__Record excerpts__
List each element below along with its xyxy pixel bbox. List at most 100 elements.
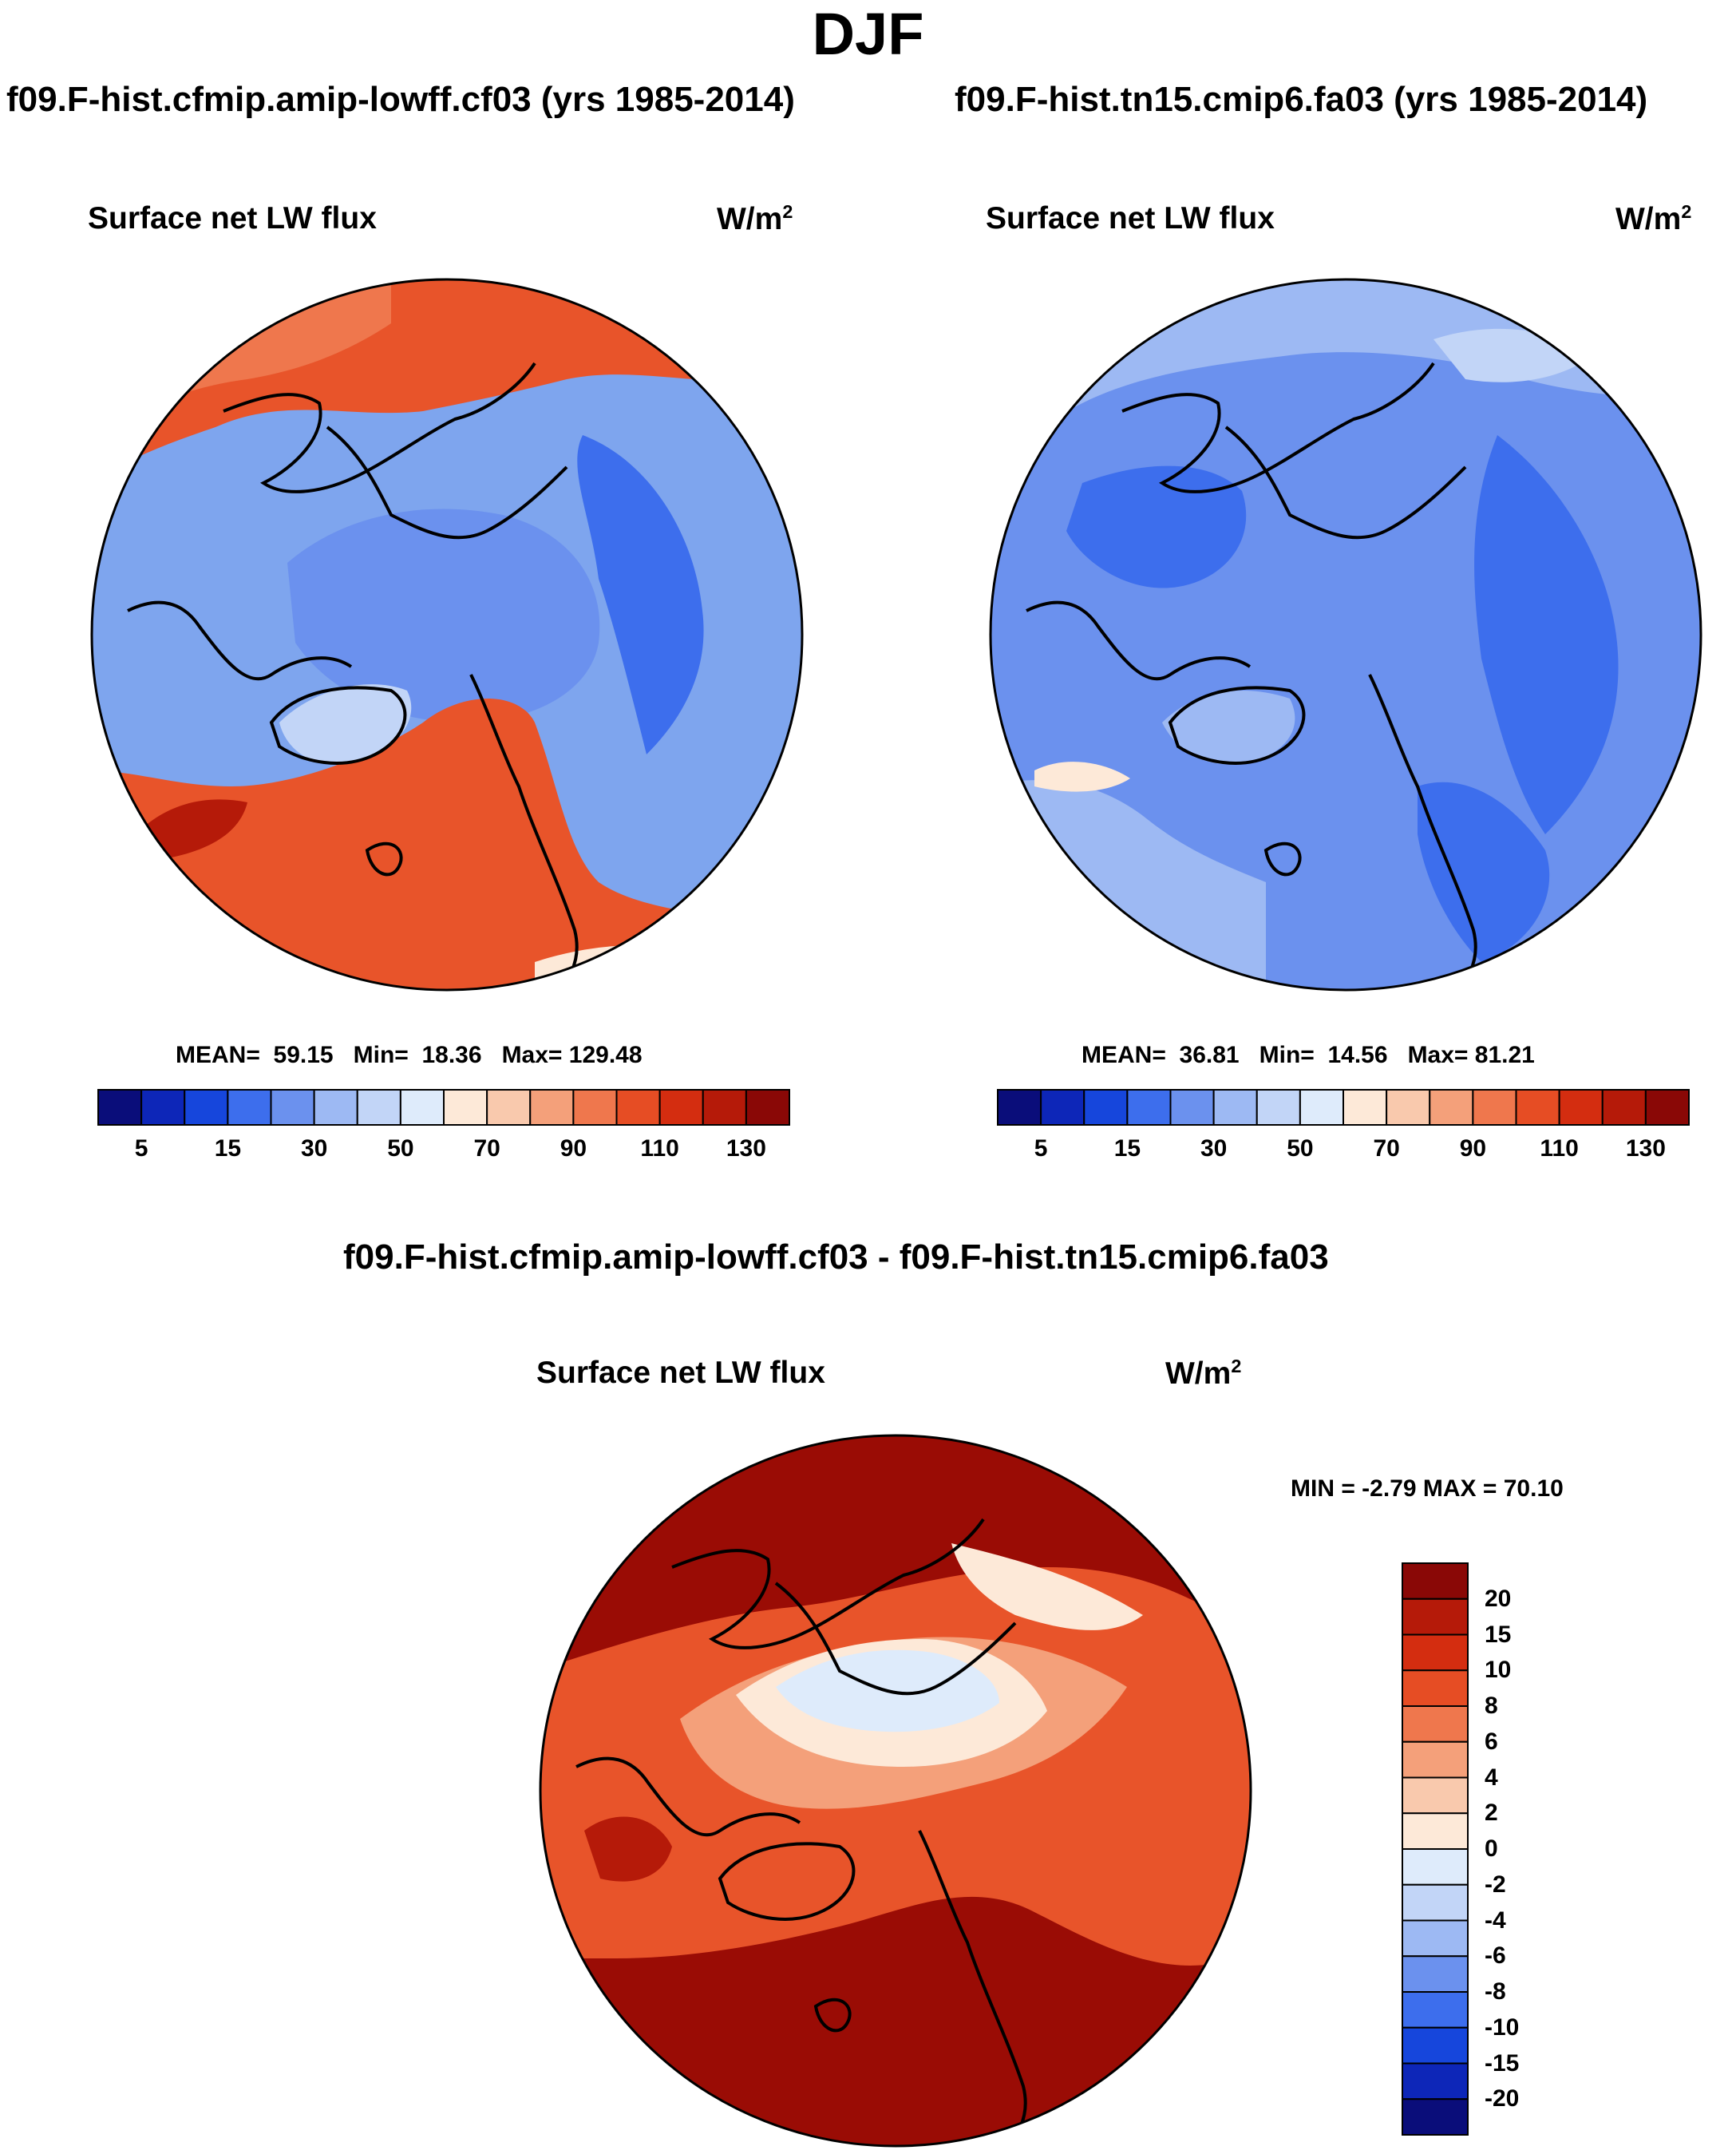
right-colorbar-bin: [1040, 1089, 1085, 1126]
right-colorbar-tick: 30: [1200, 1135, 1228, 1162]
right-colorbar-bin: [1083, 1089, 1129, 1126]
left-map-arctic: [287, 509, 600, 723]
left-colorbar-bin: [702, 1089, 747, 1126]
left-colorbar-bin: [270, 1089, 315, 1126]
diff-colorbar-tick: -4: [1485, 1906, 1506, 1934]
diff-colorbar-bin: [1402, 2098, 1469, 2136]
diff-colorbar-tick: 2: [1485, 1800, 1498, 1827]
left-colorbar-bin: [97, 1089, 143, 1126]
right-case-title: f09.F-hist.tn15.cmip6.fa03 (yrs 1985-201…: [955, 80, 1648, 119]
right-colorbar-tick: 130: [1625, 1135, 1666, 1162]
diff-colorbar-bin: [1402, 1633, 1469, 1672]
diff-colorbar-bin: [1402, 1991, 1469, 2029]
left-map-greenland: [279, 684, 412, 765]
diff-colorbar-bin: [1402, 1740, 1469, 1779]
right-colorbar: [997, 1089, 1690, 1126]
figure-title: DJF: [812, 1, 924, 67]
diff-variable-label: Surface net LW flux: [536, 1356, 825, 1390]
left-colorbar-bin: [529, 1089, 575, 1126]
left-colorbar-bin: [443, 1089, 488, 1126]
right-coastlines: [1026, 362, 1477, 990]
left-min-value: 18.36: [421, 1042, 482, 1068]
diff-colorbar-tick: -2: [1485, 1871, 1506, 1898]
right-stats: MEAN= 36.81 Min= 14.56 Max= 81.21: [1082, 1042, 1535, 1068]
left-colorbar-bin: [140, 1089, 186, 1126]
right-min-value: 14.56: [1327, 1042, 1388, 1068]
left-colorbar-bin: [184, 1089, 229, 1126]
left-colorbar-bin: [658, 1089, 704, 1126]
right-colorbar-tick: 110: [1540, 1135, 1579, 1162]
right-colorbar-bin: [1601, 1089, 1647, 1126]
left-colorbar-bin: [745, 1089, 790, 1126]
right-colorbar-ticks: 5 15 30 50 70 90 110 130: [998, 1135, 1689, 1167]
left-colorbar-bin: [356, 1089, 401, 1126]
diff-colorbar-tick: 10: [1485, 1657, 1512, 1684]
left-map-border: [90, 278, 804, 992]
left-variable-label: Surface net LW flux: [88, 201, 377, 236]
diff-colorbar-bin: [1402, 1812, 1469, 1850]
right-colorbar-bin: [1343, 1089, 1388, 1126]
right-colorbar-tick: 5: [1034, 1135, 1048, 1162]
right-map-siberia: [1474, 435, 1619, 834]
right-colorbar-tick: 50: [1287, 1135, 1314, 1162]
left-case-title: f09.F-hist.cfmip.amip-lowff.cf03 (yrs 19…: [6, 80, 795, 119]
right-map-canada: [1066, 465, 1247, 588]
diff-colorbar-tick: -8: [1485, 1978, 1506, 2005]
diff-colorbar-tick: -15: [1485, 2049, 1520, 2077]
left-colorbar-tick: 5: [134, 1135, 148, 1162]
right-variable-label: Surface net LW flux: [986, 201, 1275, 236]
left-colorbar-bin: [399, 1089, 445, 1126]
left-polar-map: [90, 278, 804, 992]
right-map-border: [989, 278, 1702, 992]
right-map-greenland: [1162, 691, 1295, 765]
diff-colorbar: [1402, 1562, 1469, 2136]
left-colorbar-tick: 110: [640, 1135, 679, 1162]
right-colorbar-bin: [1386, 1089, 1431, 1126]
left-colorbar-tick: 50: [387, 1135, 414, 1162]
left-colorbar-tick: 30: [300, 1135, 328, 1162]
diff-colorbar-tick: 15: [1485, 1621, 1512, 1648]
left-colorbar-tick: 15: [214, 1135, 242, 1162]
right-colorbar-tick: 70: [1373, 1135, 1400, 1162]
diff-colorbar-tick: -6: [1485, 1942, 1506, 1970]
diff-colorbar-bin: [1402, 1776, 1469, 1815]
left-stats: MEAN= 59.15 Min= 18.36 Max= 129.48: [176, 1042, 643, 1068]
diff-colorbar-tick: 4: [1485, 1764, 1498, 1791]
diff-colorbar-ticks: 20 15 10 8 6 4 2 0 -2 -4 -6 -8 -10 -15 -20: [1485, 1563, 1580, 2135]
diff-colorbar-bin: [1402, 1883, 1469, 1922]
right-colorbar-bin: [1515, 1089, 1560, 1126]
left-coastlines: [127, 362, 579, 990]
right-colorbar-tick: 90: [1459, 1135, 1487, 1162]
left-colorbar-tick: 70: [473, 1135, 500, 1162]
right-colorbar-bin: [1126, 1089, 1172, 1126]
diff-map-border: [539, 1434, 1252, 2148]
right-unit-label: W/m2: [1615, 201, 1692, 236]
diff-colorbar-bin: [1402, 1562, 1469, 1600]
right-colorbar-tick: 15: [1113, 1135, 1141, 1162]
diff-unit-label: W/m2: [1165, 1356, 1242, 1391]
right-colorbar-bin: [1644, 1089, 1690, 1126]
left-mean-value: 59.15: [273, 1042, 334, 1068]
left-map-hotspot: [136, 799, 247, 858]
left-unit-label: W/m2: [717, 201, 793, 236]
right-mean-value: 36.81: [1179, 1042, 1240, 1068]
diff-map-siberia-light: [951, 1543, 1143, 1630]
right-max-value: 81.21: [1474, 1042, 1535, 1068]
right-colorbar-bin: [1558, 1089, 1604, 1126]
right-colorbar-bin: [1256, 1089, 1301, 1126]
left-max-value: 129.48: [568, 1042, 643, 1068]
left-colorbar-bin: [313, 1089, 358, 1126]
diff-polar-map: [539, 1434, 1252, 2148]
diff-colorbar-tick: 6: [1485, 1728, 1498, 1755]
left-colorbar-bin: [486, 1089, 532, 1126]
difference-title: f09.F-hist.cfmip.amip-lowff.cf03 - f09.F…: [343, 1237, 1329, 1277]
diff-colorbar-tick: 0: [1485, 1835, 1498, 1862]
right-colorbar-bin: [1429, 1089, 1474, 1126]
right-map-scandinavia: [1418, 782, 1550, 962]
right-colorbar-bin: [1472, 1089, 1517, 1126]
diff-minmax: MIN = -2.79 MAX = 70.10: [1291, 1475, 1564, 1502]
left-colorbar-bin: [615, 1089, 661, 1126]
diff-colorbar-bin: [1402, 1955, 1469, 1993]
left-colorbar-tick: 130: [726, 1135, 766, 1162]
right-colorbar-bin: [1299, 1089, 1344, 1126]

__What needs to be done__
Reproduce every line of the entries above word for word, leaving out the pictures.

__Exercise output__
List each element below along with its xyxy pixel bbox. List at most 100 elements.
right-colorbar-bin: [1040, 1089, 1085, 1126]
right-colorbar-tick: 30: [1200, 1135, 1228, 1162]
right-colorbar-bin: [1083, 1089, 1129, 1126]
left-map-arctic: [287, 509, 600, 723]
left-colorbar-bin: [702, 1089, 747, 1126]
left-colorbar-bin: [270, 1089, 315, 1126]
diff-colorbar-tick: -4: [1485, 1906, 1506, 1934]
diff-colorbar-bin: [1402, 2098, 1469, 2136]
diff-colorbar-tick: 2: [1485, 1800, 1498, 1827]
left-colorbar-bin: [97, 1089, 143, 1126]
right-case-title: f09.F-hist.tn15.cmip6.fa03 (yrs 1985-201…: [955, 80, 1648, 119]
right-colorbar-tick: 130: [1625, 1135, 1666, 1162]
diff-colorbar-bin: [1402, 1633, 1469, 1672]
diff-colorbar-bin: [1402, 1991, 1469, 2029]
left-map-greenland: [279, 684, 412, 765]
diff-colorbar-bin: [1402, 1740, 1469, 1779]
right-colorbar: [997, 1089, 1690, 1126]
figure-title: DJF: [812, 1, 924, 67]
diff-variable-label: Surface net LW flux: [536, 1356, 825, 1390]
left-colorbar-bin: [529, 1089, 575, 1126]
left-colorbar-bin: [443, 1089, 488, 1126]
right-coastlines: [1026, 362, 1477, 990]
left-min-value: 18.36: [421, 1042, 482, 1068]
diff-colorbar-tick: -2: [1485, 1871, 1506, 1898]
right-stats: MEAN= 36.81 Min= 14.56 Max= 81.21: [1082, 1042, 1535, 1068]
left-colorbar-bin: [140, 1089, 186, 1126]
right-min-value: 14.56: [1327, 1042, 1388, 1068]
left-colorbar-bin: [184, 1089, 229, 1126]
left-colorbar-bin: [658, 1089, 704, 1126]
right-colorbar-tick: 110: [1540, 1135, 1579, 1162]
right-colorbar-bin: [1601, 1089, 1647, 1126]
left-colorbar-bin: [745, 1089, 790, 1126]
right-colorbar-ticks: 5 15 30 50 70 90 110 130: [998, 1135, 1689, 1167]
left-colorbar-bin: [356, 1089, 401, 1126]
diff-colorbar-tick: 10: [1485, 1657, 1512, 1684]
left-map-border: [90, 278, 804, 992]
left-variable-label: Surface net LW flux: [88, 201, 377, 236]
diff-colorbar-bin: [1402, 1812, 1469, 1850]
right-colorbar-bin: [1343, 1089, 1388, 1126]
right-colorbar-tick: 5: [1034, 1135, 1048, 1162]
right-map-siberia: [1474, 435, 1619, 834]
right-colorbar-tick: 50: [1287, 1135, 1314, 1162]
left-case-title: f09.F-hist.cfmip.amip-lowff.cf03 (yrs 19…: [6, 80, 795, 119]
right-map-canada: [1066, 465, 1247, 588]
diff-colorbar-tick: -8: [1485, 1978, 1506, 2005]
diff-colorbar-tick: -15: [1485, 2049, 1520, 2077]
left-colorbar-tick: 5: [134, 1135, 148, 1162]
right-variable-label: Surface net LW flux: [986, 201, 1275, 236]
left-colorbar-bin: [399, 1089, 445, 1126]
left-polar-map: [90, 278, 804, 992]
right-map-border: [989, 278, 1702, 992]
right-map-greenland: [1162, 691, 1295, 765]
diff-colorbar: [1402, 1562, 1469, 2136]
left-colorbar-tick: 110: [640, 1135, 679, 1162]
right-colorbar-bin: [1386, 1089, 1431, 1126]
left-colorbar-tick: 50: [387, 1135, 414, 1162]
left-colorbar-tick: 30: [300, 1135, 328, 1162]
diff-colorbar-tick: 15: [1485, 1621, 1512, 1648]
left-colorbar-tick: 15: [214, 1135, 242, 1162]
right-colorbar-tick: 70: [1373, 1135, 1400, 1162]
diff-colorbar-tick: -6: [1485, 1942, 1506, 1970]
diff-colorbar-bin: [1402, 1776, 1469, 1815]
left-stats: MEAN= 59.15 Min= 18.36 Max= 129.48: [176, 1042, 643, 1068]
diff-colorbar-tick: 4: [1485, 1764, 1498, 1791]
diff-colorbar-ticks: 20 15 10 8 6 4 2 0 -2 -4 -6 -8 -10 -15 -20: [1485, 1563, 1580, 2135]
diff-colorbar-bin: [1402, 1883, 1469, 1922]
right-colorbar-bin: [1515, 1089, 1560, 1126]
left-coastlines: [127, 362, 579, 990]
right-colorbar-tick: 90: [1459, 1135, 1487, 1162]
left-colorbar-tick: 70: [473, 1135, 500, 1162]
right-colorbar-bin: [1126, 1089, 1172, 1126]
diff-map-border: [539, 1434, 1252, 2148]
right-unit-label: W/m2: [1615, 201, 1692, 236]
diff-colorbar-bin: [1402, 1562, 1469, 1600]
right-colorbar-tick: 15: [1113, 1135, 1141, 1162]
diff-unit-label: W/m2: [1165, 1356, 1242, 1391]
right-colorbar-bin: [1644, 1089, 1690, 1126]
left-mean-value: 59.15: [273, 1042, 334, 1068]
left-map-hotspot: [136, 799, 247, 858]
left-unit-label: W/m2: [717, 201, 793, 236]
right-mean-value: 36.81: [1179, 1042, 1240, 1068]
diff-map-siberia-light: [951, 1543, 1143, 1630]
right-max-value: 81.21: [1474, 1042, 1535, 1068]
right-colorbar-bin: [1558, 1089, 1604, 1126]
right-colorbar-bin: [1256, 1089, 1301, 1126]
left-max-value: 129.48: [568, 1042, 643, 1068]
left-colorbar-bin: [313, 1089, 358, 1126]
diff-polar-map: [539, 1434, 1252, 2148]
diff-colorbar-tick: 6: [1485, 1728, 1498, 1755]
left-colorbar-bin: [486, 1089, 532, 1126]
difference-title: f09.F-hist.cfmip.amip-lowff.cf03 - f09.F…: [343, 1237, 1329, 1277]
diff-colorbar-tick: 0: [1485, 1835, 1498, 1862]
right-colorbar-bin: [1429, 1089, 1474, 1126]
right-map-scandinavia: [1418, 782, 1550, 962]
right-colorbar-bin: [1472, 1089, 1517, 1126]
diff-minmax: MIN = -2.79 MAX = 70.10: [1291, 1475, 1564, 1502]
left-colorbar-bin: [615, 1089, 661, 1126]
diff-colorbar-bin: [1402, 1955, 1469, 1993]
left-colorbar-tick: 130: [726, 1135, 766, 1162]
right-colorbar-bin: [1299, 1089, 1344, 1126]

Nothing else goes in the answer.